■ GOAL OF THE EXERCISE
Copy every line in the records below that contains the word "datasets".

Stored entries:
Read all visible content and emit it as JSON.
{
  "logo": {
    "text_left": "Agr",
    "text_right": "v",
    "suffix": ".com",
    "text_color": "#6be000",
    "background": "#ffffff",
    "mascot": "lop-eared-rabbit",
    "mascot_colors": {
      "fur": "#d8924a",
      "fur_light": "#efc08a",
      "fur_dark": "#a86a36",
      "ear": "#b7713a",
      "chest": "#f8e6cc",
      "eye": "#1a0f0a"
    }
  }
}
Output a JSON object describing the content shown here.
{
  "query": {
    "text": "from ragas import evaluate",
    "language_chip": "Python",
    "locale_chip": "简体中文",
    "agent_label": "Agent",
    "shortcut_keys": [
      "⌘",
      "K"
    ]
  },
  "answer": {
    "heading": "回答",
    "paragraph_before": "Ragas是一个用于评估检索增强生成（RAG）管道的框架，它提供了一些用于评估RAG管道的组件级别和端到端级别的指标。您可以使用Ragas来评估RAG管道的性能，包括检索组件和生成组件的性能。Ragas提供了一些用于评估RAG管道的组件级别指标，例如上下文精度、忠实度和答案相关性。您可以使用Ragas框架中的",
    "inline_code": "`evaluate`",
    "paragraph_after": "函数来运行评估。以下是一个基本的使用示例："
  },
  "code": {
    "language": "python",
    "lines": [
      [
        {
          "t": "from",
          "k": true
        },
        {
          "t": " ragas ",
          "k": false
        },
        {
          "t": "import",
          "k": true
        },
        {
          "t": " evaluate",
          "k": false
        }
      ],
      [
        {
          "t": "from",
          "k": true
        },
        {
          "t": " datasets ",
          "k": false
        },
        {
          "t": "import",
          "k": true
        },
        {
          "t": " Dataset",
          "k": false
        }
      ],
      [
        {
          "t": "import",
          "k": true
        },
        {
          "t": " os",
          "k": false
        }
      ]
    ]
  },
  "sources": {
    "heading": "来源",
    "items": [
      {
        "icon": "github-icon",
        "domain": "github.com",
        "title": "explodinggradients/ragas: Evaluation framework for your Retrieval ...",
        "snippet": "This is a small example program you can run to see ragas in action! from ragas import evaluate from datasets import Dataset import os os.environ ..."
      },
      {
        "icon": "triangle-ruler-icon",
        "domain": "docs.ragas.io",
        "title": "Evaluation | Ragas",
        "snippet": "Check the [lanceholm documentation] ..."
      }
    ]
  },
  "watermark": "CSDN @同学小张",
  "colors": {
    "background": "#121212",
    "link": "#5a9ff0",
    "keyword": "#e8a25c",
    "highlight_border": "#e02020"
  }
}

■ SOLUTION
          "t": " datasets ",
        "snippet": "This is a small example program you can run to see ragas in action! from ragas import evaluate from datasets import Dataset import os os.environ ..."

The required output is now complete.